Prompt: List all lines of the data that include the string "образования".

Listed entries:
* * * *

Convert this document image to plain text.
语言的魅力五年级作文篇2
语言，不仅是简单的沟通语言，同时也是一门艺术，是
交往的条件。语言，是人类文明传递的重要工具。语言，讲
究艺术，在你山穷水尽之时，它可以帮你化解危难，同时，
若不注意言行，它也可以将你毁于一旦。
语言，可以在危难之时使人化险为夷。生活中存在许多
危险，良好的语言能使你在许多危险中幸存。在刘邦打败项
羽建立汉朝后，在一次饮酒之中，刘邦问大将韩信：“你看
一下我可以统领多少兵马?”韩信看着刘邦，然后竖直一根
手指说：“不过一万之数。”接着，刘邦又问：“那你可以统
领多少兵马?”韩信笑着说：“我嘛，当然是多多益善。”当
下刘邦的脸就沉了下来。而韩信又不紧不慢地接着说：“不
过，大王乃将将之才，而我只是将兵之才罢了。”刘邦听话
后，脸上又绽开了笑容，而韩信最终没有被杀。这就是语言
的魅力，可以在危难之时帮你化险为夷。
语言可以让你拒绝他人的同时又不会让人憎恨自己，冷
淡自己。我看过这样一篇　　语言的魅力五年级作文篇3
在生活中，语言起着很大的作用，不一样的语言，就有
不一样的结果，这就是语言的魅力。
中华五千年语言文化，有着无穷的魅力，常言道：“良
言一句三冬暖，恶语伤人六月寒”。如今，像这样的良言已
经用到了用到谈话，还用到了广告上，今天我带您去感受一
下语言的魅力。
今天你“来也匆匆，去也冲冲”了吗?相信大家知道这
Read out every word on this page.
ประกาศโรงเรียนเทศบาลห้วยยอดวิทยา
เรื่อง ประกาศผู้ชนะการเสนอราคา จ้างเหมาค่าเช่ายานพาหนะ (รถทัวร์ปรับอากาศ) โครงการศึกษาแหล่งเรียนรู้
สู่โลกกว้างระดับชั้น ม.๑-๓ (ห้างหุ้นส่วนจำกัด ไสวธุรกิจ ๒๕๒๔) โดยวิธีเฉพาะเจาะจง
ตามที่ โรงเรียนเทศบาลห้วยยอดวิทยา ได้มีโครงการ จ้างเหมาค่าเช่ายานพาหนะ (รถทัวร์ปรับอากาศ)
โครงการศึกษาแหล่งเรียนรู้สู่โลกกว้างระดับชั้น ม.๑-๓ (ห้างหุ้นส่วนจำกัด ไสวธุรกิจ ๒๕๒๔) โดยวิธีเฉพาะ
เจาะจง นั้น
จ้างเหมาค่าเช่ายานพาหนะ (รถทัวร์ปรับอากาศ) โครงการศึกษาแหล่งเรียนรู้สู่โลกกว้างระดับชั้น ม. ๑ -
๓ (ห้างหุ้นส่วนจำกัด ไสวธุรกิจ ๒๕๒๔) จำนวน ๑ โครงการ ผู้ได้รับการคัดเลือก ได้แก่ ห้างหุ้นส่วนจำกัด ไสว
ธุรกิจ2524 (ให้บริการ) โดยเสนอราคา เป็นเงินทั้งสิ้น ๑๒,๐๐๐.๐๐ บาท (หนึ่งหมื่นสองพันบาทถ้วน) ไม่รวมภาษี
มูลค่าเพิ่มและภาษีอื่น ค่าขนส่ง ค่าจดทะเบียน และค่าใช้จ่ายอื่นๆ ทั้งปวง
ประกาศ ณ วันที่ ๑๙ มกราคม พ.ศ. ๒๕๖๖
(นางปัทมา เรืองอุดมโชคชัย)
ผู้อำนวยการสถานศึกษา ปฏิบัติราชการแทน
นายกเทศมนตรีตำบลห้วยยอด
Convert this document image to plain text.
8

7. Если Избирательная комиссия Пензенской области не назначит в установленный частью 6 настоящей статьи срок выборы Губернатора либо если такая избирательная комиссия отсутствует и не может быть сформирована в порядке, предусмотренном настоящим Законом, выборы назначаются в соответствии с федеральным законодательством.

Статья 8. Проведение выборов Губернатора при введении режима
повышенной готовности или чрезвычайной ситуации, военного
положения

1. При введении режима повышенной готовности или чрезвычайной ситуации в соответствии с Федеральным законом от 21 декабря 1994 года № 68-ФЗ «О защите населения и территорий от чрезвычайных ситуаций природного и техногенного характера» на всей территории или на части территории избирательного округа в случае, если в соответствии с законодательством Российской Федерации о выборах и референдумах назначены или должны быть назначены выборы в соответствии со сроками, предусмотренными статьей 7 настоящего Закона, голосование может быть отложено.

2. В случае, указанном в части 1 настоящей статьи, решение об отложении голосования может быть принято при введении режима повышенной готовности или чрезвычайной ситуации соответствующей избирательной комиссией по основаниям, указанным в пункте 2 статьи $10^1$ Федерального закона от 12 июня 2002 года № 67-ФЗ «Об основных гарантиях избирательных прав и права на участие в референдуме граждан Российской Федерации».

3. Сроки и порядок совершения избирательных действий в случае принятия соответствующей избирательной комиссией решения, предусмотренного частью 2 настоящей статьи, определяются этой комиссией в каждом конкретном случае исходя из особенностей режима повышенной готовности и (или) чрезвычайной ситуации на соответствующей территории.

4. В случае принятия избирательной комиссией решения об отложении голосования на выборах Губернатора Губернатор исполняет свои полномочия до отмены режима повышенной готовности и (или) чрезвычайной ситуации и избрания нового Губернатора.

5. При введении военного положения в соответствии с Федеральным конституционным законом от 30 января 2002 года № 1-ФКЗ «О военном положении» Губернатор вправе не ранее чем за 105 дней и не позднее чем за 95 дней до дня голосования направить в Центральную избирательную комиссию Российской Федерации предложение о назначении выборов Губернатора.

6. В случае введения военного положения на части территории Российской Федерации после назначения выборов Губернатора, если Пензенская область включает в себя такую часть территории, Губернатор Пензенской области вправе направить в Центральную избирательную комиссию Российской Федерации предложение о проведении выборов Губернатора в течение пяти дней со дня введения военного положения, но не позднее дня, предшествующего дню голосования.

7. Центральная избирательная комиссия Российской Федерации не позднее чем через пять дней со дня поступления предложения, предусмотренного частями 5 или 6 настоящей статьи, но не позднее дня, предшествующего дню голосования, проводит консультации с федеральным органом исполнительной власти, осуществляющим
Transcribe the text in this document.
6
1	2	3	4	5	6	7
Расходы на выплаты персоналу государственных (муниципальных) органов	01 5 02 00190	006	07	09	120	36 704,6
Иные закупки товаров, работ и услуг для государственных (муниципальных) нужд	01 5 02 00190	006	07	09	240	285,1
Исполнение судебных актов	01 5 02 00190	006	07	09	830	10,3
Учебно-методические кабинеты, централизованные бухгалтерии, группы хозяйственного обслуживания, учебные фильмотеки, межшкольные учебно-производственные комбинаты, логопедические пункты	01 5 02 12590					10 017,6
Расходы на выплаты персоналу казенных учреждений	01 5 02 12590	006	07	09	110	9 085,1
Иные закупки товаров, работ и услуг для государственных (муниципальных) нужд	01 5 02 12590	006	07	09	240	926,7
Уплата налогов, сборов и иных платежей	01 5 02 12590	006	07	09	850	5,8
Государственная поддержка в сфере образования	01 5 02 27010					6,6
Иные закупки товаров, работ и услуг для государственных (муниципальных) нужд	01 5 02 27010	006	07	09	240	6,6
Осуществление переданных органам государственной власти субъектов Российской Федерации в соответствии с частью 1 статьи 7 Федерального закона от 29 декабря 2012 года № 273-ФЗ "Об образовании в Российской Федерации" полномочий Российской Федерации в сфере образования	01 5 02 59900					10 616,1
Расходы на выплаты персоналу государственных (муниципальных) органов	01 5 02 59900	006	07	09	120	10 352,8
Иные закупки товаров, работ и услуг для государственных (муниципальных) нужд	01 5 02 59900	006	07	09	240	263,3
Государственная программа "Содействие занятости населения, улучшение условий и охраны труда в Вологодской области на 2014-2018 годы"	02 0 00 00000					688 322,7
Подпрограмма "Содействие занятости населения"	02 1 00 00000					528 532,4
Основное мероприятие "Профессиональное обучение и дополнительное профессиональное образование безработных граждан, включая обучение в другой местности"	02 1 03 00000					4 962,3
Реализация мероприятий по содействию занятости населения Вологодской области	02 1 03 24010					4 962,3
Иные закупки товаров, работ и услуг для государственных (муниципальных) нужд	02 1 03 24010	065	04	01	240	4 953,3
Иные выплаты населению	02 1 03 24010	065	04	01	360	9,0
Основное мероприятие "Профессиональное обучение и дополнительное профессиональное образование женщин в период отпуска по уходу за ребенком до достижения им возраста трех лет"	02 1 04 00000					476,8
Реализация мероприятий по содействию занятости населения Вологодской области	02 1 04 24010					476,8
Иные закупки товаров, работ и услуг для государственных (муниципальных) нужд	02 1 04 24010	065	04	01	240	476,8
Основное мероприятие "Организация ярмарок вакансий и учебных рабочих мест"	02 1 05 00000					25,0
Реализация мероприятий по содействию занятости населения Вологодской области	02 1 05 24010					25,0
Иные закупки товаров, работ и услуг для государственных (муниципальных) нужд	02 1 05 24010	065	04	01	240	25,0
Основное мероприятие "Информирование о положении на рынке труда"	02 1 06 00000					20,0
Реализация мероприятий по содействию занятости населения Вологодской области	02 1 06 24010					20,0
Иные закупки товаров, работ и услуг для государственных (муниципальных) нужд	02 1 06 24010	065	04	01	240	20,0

* * * *

Solution to this exercise:
Государственная поддержка в сфере образования	01 5 02 27010					6,6
Осуществление переданных органам государственной власти субъектов Российской Федерации в соответствии с частью 1 статьи 7 Федерального закона от 29 декабря 2012 года № 273-ФЗ "Об образовании в Российской Федерации" полномочий Российской Федерации в сфере образования	01 5 02 59900					10 616,1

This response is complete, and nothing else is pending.